Scénario sans contrainte, trouvailles visuelles permanentes, humour frais et radieux : The taste of tea est une œuvre aussi étonnante que merveilleuse, un véritable concentré de joie de vivre sur pellicule. En voyant ce film, le bonheur semble simple. Simple comme un tour arrière autour d'une barre fixe, comme un dessin animé laissé en héritage, comme une bonne nouvelle apprise au téléphone. Simple comme un coucher de soleil. Simple comme The taste of tea.


Le double DVD que sort CTV en France est sur tous les plans la copie conforme de l'édition japonaise. On y trouve ainsi deux pistes audio (en version originale uniquement) en Dolby Digital 5.1 et DTS qui soutiennent superbement l'expérience envoûtante créée par Ishii. Le rendu de chaque bruitage est finement ciselé, et la spatialisation soignée nous projette littéralement au cœur de l'univers de la famille Haruno. Quant au caisson de basses, il est peu exploité mais le film ne s'y prête pas réellement.


Le constat est moins réjouissant en ce qui concerne l'image. Celle-ci souffre en effet d'une compression moyenne, qui entraîne des fourmillements gâchant les nombreux plans larges ainsi que les scènes peu éclairées. C'est là le seul défaut marquant d'un transfert par ailleurs honnête, qui associe à un master parfait un contraste appuyé et une colorimétrie rayonnante.


Les suppléments (intégralement regroupés sur le second disque) sont dominés par le superbe making of d'une heure et demie. La raison d'une telle durée est aussi simple qu'excellente : ce making of nous invite à découvrir le tournage de The taste of tea via les personnages du film, soit une demi-douzaine de têtes d'affiche et une vingtaine de seconds rôles (aux interventions plus anecdotiques). On a le droit pour chacun à un petit mot du réalisateur (sur l'écriture du rôle, le casting, les relations de travail…), à une interview de l'acteur ou actrice sur son expérience sur le tournage, et à un gros plan sur une ou deux scènes particulièrement marquantes pour des raisons artistiques, comiques ou techniques.

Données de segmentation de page
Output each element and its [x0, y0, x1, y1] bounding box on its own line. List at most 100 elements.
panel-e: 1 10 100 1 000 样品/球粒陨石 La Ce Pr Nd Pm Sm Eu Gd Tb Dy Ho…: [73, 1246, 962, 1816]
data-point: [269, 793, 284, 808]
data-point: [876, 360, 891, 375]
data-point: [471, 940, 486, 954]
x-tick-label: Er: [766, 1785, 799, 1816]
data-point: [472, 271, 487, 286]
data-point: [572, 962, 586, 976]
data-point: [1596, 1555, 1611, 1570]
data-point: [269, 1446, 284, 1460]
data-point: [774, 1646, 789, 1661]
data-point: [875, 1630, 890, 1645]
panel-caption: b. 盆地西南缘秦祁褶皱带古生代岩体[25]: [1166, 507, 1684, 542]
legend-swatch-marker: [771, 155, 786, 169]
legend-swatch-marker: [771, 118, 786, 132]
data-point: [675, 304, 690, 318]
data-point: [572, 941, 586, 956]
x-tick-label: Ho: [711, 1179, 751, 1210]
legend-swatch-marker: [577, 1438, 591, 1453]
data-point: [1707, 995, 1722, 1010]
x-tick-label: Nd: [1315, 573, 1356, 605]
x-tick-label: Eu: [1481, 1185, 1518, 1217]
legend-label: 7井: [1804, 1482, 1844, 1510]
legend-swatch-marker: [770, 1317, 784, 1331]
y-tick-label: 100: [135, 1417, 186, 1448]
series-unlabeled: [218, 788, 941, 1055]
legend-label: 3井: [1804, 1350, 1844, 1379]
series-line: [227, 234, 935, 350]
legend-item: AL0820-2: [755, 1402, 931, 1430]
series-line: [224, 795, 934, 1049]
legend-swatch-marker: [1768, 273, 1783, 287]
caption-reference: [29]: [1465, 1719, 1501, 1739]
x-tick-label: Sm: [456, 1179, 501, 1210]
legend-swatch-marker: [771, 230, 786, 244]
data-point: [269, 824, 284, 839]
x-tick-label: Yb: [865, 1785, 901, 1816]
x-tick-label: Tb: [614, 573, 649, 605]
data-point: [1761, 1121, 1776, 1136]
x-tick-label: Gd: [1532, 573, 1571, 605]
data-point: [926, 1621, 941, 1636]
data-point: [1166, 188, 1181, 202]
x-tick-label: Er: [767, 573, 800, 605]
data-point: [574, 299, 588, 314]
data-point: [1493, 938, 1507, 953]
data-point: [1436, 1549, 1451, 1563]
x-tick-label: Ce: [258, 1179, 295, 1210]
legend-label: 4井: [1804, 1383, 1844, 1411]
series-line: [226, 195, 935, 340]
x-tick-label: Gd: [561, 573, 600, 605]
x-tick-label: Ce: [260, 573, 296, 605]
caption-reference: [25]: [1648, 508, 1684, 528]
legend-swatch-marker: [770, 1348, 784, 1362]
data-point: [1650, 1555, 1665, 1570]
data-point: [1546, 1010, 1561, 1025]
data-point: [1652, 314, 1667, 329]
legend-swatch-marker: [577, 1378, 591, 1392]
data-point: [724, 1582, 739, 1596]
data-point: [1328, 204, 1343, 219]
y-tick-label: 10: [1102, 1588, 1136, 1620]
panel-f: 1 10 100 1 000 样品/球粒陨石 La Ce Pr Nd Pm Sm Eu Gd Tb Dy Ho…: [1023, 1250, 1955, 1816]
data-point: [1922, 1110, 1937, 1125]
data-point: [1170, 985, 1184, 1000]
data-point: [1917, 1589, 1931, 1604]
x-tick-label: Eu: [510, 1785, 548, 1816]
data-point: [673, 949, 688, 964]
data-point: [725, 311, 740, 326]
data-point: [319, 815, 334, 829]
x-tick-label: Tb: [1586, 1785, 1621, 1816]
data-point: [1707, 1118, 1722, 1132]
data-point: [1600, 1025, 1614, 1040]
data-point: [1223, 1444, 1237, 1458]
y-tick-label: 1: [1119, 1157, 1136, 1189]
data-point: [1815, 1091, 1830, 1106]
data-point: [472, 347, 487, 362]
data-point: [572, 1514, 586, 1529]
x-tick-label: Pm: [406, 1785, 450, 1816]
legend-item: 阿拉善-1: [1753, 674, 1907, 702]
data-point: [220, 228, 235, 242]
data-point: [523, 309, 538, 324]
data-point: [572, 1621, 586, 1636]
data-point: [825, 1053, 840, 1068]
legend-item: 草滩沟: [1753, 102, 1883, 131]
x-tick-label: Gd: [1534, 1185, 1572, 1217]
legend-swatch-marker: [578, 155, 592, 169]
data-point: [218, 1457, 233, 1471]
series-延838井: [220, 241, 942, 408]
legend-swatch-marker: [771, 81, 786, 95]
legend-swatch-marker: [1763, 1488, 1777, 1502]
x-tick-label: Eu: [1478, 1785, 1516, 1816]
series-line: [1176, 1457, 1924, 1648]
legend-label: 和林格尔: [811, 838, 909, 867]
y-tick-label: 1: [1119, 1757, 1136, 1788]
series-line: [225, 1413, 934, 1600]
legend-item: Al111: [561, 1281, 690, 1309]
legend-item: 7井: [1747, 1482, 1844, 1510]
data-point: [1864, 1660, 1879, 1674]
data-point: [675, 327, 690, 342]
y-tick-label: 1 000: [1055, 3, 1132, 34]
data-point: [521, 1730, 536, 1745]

Consigne
Poursuivez la critique du DVD de The taste of tea en reprenant juste après sa dernière phrase.

Réponse rédigée
Loin d'être redondant et ennuyeux, ce dispositif apporte une réelle fraîcheur à ce genre de bonus, grâce à la spontanéité de Katsuhito Ishii et à la découverte du casting on ne peut plus hétéroclite du film (des acteurs reconnus au Japon côtoient des enfants et des amis non-professionnels de Ishii présents dans tous les longs-métrages de ce dernier). Le making-of parvient de plus à conserver un équilibre fort appréciable entre vision d'ensemble du long-métrage (les interventions éclairées et argumentées de Ishii) et petites histoires plaisantes du tournage. Le résultat est dès lors un vrai bonheur, qui nous fait partager l'atmosphère rieuse et créative qui a régné sur le tournage de The taste of tea, film auquel tous les participants semblent avoir pris beaucoup de plaisir à participer.


Ce plaisir du partage entre réalisateur, acteurs et spectateurs, voilà également ce qui ressort principalement des deux suppléments Entretiens avec l'équipe du film et The taste of tea à Cannes. Sous leur forme très superficielle et calibrée (le premier est un montage des présentations données par l'équipe du film au cours des différentes avant-premières de celui-ci au Japon ; le second ressemble par moments à un dépliant d'agence de voyages) pointent en effet des instants d'émotion non feinte, comme par exemple lorsque Ishii a les yeux remplis d'étoiles au lendemain de la projection en ouverture de la Quinzaine des Réalisateurs, qu'il n'imaginait pas aussi parfaite même dans ses rêves. Le bonus sur la présentation du film à Cannes est également intéressant car il montre un exemple concret de la folie promotionnelle qu'est le Festival de Cannes, où les interviews semblent ne s'arrêter que pour laisser la place aux soirées.


L'interactivité se conclut avec un clip dessin animé. Derrière ce nom obscur se cache non pas le clip de la chanson déjantée Yamayo (littéralement « Montagne »), mais le petit dessin animé sur lequel travaille la mère de la famille. Celui-ci est présenté dans une version légèrement différente de celle du film, puisqu'il est accompagné d'une voix-off qui commente l'action en accord avec le ton comique de l'ensemble.